### [Dataset records]
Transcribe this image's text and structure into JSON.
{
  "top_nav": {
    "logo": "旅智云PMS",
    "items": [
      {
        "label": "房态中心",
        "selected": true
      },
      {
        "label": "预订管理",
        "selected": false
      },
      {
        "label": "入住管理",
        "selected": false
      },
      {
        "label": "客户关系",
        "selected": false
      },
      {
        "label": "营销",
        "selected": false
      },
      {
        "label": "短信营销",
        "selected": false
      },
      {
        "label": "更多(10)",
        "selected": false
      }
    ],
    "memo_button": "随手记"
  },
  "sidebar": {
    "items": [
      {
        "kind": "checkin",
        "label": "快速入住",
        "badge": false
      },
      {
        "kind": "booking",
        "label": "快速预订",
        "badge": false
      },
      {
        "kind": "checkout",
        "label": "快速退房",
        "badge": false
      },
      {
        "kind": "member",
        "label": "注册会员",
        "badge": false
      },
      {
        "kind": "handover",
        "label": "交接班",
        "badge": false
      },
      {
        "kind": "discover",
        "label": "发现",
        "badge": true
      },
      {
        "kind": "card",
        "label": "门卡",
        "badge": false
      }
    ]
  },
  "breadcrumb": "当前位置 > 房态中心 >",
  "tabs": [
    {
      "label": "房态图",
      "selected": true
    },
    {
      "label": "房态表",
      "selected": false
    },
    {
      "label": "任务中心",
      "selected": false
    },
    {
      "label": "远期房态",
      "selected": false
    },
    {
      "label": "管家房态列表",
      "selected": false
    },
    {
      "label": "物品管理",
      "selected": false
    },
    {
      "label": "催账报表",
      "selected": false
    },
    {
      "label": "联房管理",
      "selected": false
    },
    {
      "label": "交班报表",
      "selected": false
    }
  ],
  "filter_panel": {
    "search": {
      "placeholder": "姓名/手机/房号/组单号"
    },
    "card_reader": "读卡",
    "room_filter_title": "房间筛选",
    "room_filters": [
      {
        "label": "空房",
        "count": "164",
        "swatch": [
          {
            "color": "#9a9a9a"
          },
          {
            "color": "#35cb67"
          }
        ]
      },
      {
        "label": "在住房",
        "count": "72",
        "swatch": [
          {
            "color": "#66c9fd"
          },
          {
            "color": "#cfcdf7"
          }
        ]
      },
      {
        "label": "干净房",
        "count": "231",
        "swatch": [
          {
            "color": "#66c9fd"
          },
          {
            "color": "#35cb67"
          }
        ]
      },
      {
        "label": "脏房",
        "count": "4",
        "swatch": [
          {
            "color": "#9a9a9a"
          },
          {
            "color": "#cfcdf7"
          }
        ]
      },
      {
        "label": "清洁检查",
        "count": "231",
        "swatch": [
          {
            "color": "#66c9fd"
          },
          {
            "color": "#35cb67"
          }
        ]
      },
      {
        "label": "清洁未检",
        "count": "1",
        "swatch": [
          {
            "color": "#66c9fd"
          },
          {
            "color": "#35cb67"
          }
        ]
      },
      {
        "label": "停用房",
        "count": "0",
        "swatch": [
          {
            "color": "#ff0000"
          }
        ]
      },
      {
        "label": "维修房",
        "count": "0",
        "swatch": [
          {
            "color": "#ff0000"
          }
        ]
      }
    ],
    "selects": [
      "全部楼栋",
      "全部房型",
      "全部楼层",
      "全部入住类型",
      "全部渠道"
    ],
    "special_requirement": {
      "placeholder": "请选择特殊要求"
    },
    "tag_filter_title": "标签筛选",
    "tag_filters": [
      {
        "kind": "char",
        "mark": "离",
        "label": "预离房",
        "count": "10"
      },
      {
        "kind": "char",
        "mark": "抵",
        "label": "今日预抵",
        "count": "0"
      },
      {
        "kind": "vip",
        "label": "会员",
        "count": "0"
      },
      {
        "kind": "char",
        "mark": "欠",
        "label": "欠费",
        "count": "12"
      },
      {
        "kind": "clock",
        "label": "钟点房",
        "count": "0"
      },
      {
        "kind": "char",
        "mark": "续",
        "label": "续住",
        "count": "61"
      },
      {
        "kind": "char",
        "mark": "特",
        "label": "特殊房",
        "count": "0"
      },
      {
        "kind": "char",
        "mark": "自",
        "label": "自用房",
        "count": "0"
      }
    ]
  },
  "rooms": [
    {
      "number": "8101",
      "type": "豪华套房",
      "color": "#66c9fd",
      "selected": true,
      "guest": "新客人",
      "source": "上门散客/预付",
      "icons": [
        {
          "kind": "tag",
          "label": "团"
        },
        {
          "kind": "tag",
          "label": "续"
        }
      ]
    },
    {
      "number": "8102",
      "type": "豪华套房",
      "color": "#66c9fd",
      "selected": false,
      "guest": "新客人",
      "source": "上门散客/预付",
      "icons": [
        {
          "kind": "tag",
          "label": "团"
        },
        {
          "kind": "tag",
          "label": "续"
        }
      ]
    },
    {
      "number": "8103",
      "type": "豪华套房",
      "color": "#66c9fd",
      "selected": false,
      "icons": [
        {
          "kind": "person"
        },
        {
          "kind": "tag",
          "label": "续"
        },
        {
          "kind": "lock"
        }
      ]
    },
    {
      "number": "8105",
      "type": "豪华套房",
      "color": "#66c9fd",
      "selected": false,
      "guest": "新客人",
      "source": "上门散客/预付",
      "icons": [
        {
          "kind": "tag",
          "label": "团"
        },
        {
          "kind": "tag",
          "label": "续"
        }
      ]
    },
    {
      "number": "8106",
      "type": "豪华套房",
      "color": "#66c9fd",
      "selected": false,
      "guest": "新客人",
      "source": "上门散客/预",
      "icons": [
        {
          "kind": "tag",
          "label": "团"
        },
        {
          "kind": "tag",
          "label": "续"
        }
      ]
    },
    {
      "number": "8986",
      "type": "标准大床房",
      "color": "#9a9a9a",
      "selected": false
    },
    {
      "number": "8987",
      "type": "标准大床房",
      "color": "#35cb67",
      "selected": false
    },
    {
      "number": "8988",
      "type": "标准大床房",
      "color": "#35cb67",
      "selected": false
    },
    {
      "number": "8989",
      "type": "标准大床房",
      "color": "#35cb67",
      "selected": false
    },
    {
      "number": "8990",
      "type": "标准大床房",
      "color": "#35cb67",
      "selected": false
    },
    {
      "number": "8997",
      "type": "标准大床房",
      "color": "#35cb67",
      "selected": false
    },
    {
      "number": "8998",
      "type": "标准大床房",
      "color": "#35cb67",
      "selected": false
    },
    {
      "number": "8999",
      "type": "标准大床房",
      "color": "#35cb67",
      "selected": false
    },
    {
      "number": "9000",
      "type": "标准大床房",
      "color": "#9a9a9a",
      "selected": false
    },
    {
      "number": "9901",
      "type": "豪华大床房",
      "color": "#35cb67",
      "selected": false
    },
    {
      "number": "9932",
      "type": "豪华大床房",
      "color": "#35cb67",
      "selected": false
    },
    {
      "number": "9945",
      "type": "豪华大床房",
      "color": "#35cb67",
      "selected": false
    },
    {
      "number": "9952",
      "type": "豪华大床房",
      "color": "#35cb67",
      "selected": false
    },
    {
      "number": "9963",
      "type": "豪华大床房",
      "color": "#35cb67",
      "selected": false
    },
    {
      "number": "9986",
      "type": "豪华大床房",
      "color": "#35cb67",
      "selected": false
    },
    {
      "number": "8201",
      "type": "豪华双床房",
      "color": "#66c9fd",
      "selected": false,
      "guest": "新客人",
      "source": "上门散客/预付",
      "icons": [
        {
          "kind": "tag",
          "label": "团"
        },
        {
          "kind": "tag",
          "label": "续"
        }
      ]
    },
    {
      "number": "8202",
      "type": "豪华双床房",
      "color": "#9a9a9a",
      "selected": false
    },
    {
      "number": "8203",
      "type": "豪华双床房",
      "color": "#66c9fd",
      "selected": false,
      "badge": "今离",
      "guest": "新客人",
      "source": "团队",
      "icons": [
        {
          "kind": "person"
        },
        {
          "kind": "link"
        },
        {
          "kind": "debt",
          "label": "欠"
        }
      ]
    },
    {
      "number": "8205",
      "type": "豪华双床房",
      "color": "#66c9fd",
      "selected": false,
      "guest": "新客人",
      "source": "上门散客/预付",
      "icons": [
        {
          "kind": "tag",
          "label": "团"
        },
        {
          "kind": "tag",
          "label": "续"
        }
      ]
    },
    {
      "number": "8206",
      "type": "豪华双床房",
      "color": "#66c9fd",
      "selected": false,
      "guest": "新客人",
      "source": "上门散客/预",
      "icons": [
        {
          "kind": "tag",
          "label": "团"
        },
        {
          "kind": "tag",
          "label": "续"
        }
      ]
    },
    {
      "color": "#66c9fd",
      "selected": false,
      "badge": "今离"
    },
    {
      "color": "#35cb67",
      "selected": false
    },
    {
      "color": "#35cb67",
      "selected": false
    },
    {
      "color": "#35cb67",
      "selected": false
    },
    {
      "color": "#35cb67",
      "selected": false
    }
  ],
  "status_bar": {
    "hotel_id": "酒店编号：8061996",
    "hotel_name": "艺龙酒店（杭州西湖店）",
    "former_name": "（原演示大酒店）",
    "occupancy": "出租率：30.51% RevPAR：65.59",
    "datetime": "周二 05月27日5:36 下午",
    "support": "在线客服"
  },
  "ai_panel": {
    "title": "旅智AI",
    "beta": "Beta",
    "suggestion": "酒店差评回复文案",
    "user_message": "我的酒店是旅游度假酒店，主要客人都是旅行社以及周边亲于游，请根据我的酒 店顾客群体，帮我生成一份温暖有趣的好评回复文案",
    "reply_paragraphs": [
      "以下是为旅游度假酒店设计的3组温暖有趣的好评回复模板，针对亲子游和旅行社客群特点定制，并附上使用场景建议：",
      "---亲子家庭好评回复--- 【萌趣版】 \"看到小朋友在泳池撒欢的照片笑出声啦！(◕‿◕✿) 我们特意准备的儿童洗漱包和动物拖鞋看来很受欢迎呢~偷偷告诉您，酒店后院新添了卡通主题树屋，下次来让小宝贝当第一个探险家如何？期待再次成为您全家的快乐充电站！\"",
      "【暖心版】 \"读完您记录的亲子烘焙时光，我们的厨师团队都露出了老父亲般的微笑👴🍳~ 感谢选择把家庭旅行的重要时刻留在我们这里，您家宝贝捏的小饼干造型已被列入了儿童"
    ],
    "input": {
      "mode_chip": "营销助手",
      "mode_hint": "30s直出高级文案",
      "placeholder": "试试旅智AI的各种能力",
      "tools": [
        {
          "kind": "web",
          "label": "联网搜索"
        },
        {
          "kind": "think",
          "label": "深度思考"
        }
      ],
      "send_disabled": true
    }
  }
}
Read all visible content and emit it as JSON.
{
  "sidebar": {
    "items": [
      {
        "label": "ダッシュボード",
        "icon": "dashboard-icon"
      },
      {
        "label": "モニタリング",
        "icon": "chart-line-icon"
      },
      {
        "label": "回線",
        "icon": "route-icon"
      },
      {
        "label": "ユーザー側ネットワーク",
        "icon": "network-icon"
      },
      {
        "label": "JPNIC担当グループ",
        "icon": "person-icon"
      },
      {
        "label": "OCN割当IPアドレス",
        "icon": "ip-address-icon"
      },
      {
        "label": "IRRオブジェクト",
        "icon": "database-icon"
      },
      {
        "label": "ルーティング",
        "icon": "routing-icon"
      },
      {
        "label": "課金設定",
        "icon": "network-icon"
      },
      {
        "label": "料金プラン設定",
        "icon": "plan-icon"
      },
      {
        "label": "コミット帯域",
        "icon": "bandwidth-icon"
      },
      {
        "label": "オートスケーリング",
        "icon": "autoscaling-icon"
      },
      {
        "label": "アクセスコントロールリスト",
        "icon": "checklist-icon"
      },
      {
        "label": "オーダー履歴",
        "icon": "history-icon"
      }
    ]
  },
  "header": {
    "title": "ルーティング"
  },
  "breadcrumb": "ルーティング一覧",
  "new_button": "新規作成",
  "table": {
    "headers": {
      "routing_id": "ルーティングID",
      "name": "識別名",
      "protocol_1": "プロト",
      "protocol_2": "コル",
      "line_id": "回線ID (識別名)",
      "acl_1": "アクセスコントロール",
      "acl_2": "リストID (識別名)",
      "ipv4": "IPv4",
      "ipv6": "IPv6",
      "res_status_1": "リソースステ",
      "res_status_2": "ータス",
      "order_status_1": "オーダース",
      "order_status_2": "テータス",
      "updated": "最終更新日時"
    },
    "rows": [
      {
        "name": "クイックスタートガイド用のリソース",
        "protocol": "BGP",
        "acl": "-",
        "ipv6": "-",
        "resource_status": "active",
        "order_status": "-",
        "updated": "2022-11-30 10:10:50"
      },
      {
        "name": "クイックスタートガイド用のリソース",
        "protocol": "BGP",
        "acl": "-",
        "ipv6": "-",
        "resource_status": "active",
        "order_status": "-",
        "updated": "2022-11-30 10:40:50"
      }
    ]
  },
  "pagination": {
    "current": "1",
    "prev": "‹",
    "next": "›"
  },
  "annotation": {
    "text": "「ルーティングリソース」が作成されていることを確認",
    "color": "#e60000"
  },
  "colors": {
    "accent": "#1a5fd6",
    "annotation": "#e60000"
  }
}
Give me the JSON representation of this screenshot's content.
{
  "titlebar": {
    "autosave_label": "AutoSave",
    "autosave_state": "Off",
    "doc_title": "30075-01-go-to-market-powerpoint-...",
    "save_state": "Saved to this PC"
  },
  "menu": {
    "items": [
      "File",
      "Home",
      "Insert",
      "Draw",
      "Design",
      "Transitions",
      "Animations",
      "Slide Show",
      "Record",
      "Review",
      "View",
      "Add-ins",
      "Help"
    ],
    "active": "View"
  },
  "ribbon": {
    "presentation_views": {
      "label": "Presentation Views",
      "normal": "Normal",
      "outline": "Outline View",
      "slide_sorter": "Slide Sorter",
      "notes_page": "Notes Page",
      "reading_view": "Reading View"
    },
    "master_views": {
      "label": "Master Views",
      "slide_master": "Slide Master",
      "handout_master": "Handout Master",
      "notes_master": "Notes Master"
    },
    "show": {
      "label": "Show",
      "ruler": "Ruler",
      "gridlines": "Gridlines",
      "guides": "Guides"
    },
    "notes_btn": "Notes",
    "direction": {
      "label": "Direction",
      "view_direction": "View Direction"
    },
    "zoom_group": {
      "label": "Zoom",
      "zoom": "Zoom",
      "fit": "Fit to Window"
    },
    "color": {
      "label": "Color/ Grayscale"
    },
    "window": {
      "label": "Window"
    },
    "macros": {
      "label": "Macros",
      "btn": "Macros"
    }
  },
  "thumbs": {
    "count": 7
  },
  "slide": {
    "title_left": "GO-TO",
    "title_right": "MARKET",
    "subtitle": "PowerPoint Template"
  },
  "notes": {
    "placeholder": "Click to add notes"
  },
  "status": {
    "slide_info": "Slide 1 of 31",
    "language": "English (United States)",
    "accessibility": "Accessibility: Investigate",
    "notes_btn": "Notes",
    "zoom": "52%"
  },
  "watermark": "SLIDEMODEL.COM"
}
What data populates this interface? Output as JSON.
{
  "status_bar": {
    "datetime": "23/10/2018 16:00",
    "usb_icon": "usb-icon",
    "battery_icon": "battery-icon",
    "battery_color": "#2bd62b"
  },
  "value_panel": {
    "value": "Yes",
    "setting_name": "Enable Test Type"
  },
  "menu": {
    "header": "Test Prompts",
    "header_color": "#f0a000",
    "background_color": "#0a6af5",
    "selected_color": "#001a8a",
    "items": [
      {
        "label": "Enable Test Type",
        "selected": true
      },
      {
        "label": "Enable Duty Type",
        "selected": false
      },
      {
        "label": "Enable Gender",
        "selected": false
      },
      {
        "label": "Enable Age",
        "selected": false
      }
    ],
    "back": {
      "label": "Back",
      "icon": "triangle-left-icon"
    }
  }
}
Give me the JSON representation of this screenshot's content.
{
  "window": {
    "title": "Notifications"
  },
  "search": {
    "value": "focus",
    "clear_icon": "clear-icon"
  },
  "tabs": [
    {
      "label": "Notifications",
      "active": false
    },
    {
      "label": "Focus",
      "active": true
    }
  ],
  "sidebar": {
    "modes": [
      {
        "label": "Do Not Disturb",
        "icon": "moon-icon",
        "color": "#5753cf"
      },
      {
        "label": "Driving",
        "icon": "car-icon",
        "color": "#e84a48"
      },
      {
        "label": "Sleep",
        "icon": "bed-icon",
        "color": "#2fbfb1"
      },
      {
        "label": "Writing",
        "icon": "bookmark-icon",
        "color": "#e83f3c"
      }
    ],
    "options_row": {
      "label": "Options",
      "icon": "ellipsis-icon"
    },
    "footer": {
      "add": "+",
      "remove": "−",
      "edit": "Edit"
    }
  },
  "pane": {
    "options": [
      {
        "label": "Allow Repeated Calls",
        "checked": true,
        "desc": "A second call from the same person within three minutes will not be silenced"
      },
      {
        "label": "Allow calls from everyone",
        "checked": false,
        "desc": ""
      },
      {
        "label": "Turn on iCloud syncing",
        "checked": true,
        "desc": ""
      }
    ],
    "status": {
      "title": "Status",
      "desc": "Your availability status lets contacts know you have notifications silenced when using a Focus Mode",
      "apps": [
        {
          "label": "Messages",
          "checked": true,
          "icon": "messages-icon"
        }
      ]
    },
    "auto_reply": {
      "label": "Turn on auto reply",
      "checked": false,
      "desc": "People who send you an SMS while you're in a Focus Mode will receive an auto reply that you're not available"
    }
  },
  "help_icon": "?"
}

### [Short exercise]
Report the number of lines that include the string "updated"; return nothing but the count.

### [Answer in full]
3